WHAT IS EXPECTED: Send back every record word for word, with nothing missing.

(Extracted records)
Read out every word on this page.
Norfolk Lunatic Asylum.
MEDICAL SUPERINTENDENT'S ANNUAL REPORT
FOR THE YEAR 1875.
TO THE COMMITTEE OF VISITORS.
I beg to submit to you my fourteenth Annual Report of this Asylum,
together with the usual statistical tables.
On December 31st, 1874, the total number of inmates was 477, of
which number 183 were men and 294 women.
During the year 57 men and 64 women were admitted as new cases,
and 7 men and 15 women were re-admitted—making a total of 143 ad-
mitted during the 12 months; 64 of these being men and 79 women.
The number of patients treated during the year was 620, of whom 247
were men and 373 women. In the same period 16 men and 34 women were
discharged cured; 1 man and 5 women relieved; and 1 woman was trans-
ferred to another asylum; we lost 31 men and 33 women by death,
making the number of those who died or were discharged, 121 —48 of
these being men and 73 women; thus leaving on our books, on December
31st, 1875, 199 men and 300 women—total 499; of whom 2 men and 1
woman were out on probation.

RESPONSE TO THE EXERCISE:
Read out every word on this page.
Norfolk Lunatic Asylum.
MEDICAL SUPERINTENDENT'S ANNUAL REPORT
FOR THE YEAR 1875.
TO THE COMMITTEE OF VISITORS.
I beg to submit to you my fourteenth Annual Report of this Asylum,
together with the usual statistical tables.
On December 31st, 1874, the total number of inmates was 477, of
which number 183 were men and 294 women.
During the year 57 men and 64 women were admitted as new cases,
and 7 men and 15 women were re-admitted—making a total of 143 ad-
mitted during the 12 months; 64 of these being men and 79 women.
The number of patients treated during the year was 620, of whom 247
were men and 373 women. In the same period 16 men and 34 women were
discharged cured; 1 man and 5 women relieved; and 1 woman was trans-
ferred to another asylum; we lost 31 men and 33 women by death,
making the number of those who died or were discharged, 121 —48 of
these being men and 73 women; thus leaving on our books, on December
31st, 1875, 199 men and 300 women—total 499; of whom 2 men and 1
woman were out on probation.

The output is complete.